Reproduce all of the data exactly.

Records provided:
....

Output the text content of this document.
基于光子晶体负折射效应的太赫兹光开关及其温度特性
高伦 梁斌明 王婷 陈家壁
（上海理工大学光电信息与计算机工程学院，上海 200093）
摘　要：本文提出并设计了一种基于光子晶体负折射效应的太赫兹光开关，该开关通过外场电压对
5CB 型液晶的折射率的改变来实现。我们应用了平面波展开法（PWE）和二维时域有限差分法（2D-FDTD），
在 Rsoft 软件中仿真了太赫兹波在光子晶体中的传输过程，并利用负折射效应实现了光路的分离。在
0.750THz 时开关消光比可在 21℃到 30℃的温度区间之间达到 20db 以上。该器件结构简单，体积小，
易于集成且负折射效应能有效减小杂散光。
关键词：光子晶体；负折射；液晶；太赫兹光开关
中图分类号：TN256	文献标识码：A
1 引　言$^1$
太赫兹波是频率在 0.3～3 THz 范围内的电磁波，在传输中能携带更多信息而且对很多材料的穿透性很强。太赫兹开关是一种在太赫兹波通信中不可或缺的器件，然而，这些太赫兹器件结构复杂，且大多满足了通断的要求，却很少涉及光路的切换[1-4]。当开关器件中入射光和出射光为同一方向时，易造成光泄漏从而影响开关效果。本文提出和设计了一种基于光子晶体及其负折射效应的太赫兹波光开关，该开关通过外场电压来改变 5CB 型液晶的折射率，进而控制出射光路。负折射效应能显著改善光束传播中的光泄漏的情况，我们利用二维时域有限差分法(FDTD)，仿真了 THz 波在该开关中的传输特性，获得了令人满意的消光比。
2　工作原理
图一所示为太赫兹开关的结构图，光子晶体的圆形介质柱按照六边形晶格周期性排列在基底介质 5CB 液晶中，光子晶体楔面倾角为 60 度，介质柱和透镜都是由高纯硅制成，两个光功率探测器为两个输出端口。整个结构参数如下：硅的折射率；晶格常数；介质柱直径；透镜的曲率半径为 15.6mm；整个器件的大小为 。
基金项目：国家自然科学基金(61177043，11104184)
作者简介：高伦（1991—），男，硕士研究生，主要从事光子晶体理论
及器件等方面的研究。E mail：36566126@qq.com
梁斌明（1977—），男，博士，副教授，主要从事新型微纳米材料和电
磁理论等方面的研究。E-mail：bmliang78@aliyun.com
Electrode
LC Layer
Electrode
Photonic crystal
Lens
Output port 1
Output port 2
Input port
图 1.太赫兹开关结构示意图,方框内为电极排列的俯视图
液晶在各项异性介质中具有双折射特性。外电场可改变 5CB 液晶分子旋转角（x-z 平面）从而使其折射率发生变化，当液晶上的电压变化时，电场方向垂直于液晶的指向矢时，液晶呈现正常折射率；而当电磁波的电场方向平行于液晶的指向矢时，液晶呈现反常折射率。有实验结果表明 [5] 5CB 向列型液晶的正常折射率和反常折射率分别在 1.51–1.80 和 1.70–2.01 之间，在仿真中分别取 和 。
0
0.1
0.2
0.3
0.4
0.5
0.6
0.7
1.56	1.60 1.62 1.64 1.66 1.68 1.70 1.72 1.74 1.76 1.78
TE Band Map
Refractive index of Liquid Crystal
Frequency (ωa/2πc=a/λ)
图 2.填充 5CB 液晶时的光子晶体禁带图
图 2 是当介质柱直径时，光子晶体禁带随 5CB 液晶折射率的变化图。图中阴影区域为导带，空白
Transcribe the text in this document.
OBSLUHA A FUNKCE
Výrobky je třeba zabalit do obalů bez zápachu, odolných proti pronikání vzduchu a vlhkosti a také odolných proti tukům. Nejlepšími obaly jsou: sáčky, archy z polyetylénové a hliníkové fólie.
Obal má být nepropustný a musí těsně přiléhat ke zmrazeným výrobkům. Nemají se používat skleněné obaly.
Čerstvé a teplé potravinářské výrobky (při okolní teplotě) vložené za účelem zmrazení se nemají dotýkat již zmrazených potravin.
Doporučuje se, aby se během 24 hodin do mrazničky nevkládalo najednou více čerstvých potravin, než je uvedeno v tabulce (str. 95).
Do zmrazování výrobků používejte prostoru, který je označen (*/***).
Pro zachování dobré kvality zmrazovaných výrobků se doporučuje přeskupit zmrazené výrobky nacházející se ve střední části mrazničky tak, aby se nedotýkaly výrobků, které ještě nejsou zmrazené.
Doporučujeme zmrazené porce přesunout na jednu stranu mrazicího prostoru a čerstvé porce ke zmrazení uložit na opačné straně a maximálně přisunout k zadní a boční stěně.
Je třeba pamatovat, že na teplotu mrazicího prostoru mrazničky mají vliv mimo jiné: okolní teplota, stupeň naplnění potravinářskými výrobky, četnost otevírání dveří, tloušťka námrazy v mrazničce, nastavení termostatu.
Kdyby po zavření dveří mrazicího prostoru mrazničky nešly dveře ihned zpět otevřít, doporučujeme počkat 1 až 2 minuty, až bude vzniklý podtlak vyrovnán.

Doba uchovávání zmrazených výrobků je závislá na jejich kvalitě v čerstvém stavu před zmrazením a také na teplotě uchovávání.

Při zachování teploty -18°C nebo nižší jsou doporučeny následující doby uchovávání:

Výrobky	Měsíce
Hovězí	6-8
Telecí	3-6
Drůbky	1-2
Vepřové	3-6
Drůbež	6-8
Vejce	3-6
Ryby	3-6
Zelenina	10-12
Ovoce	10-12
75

....

The result:
Output the text content of this document.
基于光子晶体负折射效应的太赫兹光开关及其温度特性
高伦 梁斌明 王婷 陈家壁
（上海理工大学光电信息与计算机工程学院，上海 200093）
摘　要：本文提出并设计了一种基于光子晶体负折射效应的太赫兹光开关，该开关通过外场电压对
5CB 型液晶的折射率的改变来实现。我们应用了平面波展开法（PWE）和二维时域有限差分法（2D-FDTD），
在 Rsoft 软件中仿真了太赫兹波在光子晶体中的传输过程，并利用负折射效应实现了光路的分离。在
0.750THz 时开关消光比可在 21℃到 30℃的温度区间之间达到 20db 以上。该器件结构简单，体积小，
易于集成且负折射效应能有效减小杂散光。
关键词：光子晶体；负折射；液晶；太赫兹光开关
中图分类号：TN256	文献标识码：A
1 引　言$^1$
太赫兹波是频率在 0.3～3 THz 范围内的电磁波，在传输中能携带更多信息而且对很多材料的穿透性很强。太赫兹开关是一种在太赫兹波通信中不可或缺的器件，然而，这些太赫兹器件结构复杂，且大多满足了通断的要求，却很少涉及光路的切换[1-4]。当开关器件中入射光和出射光为同一方向时，易造成光泄漏从而影响开关效果。本文提出和设计了一种基于光子晶体及其负折射效应的太赫兹波光开关，该开关通过外场电压来改变 5CB 型液晶的折射率，进而控制出射光路。负折射效应能显著改善光束传播中的光泄漏的情况，我们利用二维时域有限差分法(FDTD)，仿真了 THz 波在该开关中的传输特性，获得了令人满意的消光比。
2　工作原理
图一所示为太赫兹开关的结构图，光子晶体的圆形介质柱按照六边形晶格周期性排列在基底介质 5CB 液晶中，光子晶体楔面倾角为 60 度，介质柱和透镜都是由高纯硅制成，两个光功率探测器为两个输出端口。整个结构参数如下：硅的折射率；晶格常数；介质柱直径；透镜的曲率半径为 15.6mm；整个器件的大小为 。
基金项目：国家自然科学基金(61177043，11104184)
作者简介：高伦（1991—），男，硕士研究生，主要从事光子晶体理论
及器件等方面的研究。E mail：36566126@qq.com
梁斌明（1977—），男，博士，副教授，主要从事新型微纳米材料和电
磁理论等方面的研究。E-mail：bmliang78@aliyun.com
Electrode
LC Layer
Electrode
Photonic crystal
Lens
Output port 1
Output port 2
Input port
图 1.太赫兹开关结构示意图,方框内为电极排列的俯视图
液晶在各项异性介质中具有双折射特性。外电场可改变 5CB 液晶分子旋转角（x-z 平面）从而使其折射率发生变化，当液晶上的电压变化时，电场方向垂直于液晶的指向矢时，液晶呈现正常折射率；而当电磁波的电场方向平行于液晶的指向矢时，液晶呈现反常折射率。有实验结果表明 [5] 5CB 向列型液晶的正常折射率和反常折射率分别在 1.51–1.80 和 1.70–2.01 之间，在仿真中分别取 和 。
0
0.1
0.2
0.3
0.4
0.5
0.6
0.7
1.56	1.60 1.62 1.64 1.66 1.68 1.70 1.72 1.74 1.76 1.78
TE Band Map
Refractive index of Liquid Crystal
Frequency (ωa/2πc=a/λ)
图 2.填充 5CB 液晶时的光子晶体禁带图
图 2 是当介质柱直径时，光子晶体禁带随 5CB 液晶折射率的变化图。图中阴影区域为导带，空白
Transcribe the text in this document.
OBSLUHA A FUNKCE
Výrobky je třeba zabalit do obalů bez zápachu, odolných proti pronikání vzduchu a vlhkosti a také odolných proti tukům. Nejlepšími obaly jsou: sáčky, archy z polyetylénové a hliníkové fólie.
Obal má být nepropustný a musí těsně přiléhat ke zmrazeným výrobkům. Nemají se používat skleněné obaly.
Čerstvé a teplé potravinářské výrobky (při okolní teplotě) vložené za účelem zmrazení se nemají dotýkat již zmrazených potravin.
Doporučuje se, aby se během 24 hodin do mrazničky nevkládalo najednou více čerstvých potravin, než je uvedeno v tabulce (str. 95).
Do zmrazování výrobků používejte prostoru, který je označen (*/***).
Pro zachování dobré kvality zmrazovaných výrobků se doporučuje přeskupit zmrazené výrobky nacházející se ve střední části mrazničky tak, aby se nedotýkaly výrobků, které ještě nejsou zmrazené.
Doporučujeme zmrazené porce přesunout na jednu stranu mrazicího prostoru a čerstvé porce ke zmrazení uložit na opačné straně a maximálně přisunout k zadní a boční stěně.
Je třeba pamatovat, že na teplotu mrazicího prostoru mrazničky mají vliv mimo jiné: okolní teplota, stupeň naplnění potravinářskými výrobky, četnost otevírání dveří, tloušťka námrazy v mrazničce, nastavení termostatu.
Kdyby po zavření dveří mrazicího prostoru mrazničky nešly dveře ihned zpět otevřít, doporučujeme počkat 1 až 2 minuty, až bude vzniklý podtlak vyrovnán.

Doba uchovávání zmrazených výrobků je závislá na jejich kvalitě v čerstvém stavu před zmrazením a také na teplotě uchovávání.

Při zachování teploty -18°C nebo nižší jsou doporučeny následující doby uchovávání:

Výrobky	Měsíce
Hovězí	6-8
Telecí	3-6
Drůbky	1-2
Vepřové	3-6
Drůbež	6-8
Vejce	3-6
Ryby	3-6
Zelenina	10-12
Ovoce	10-12
75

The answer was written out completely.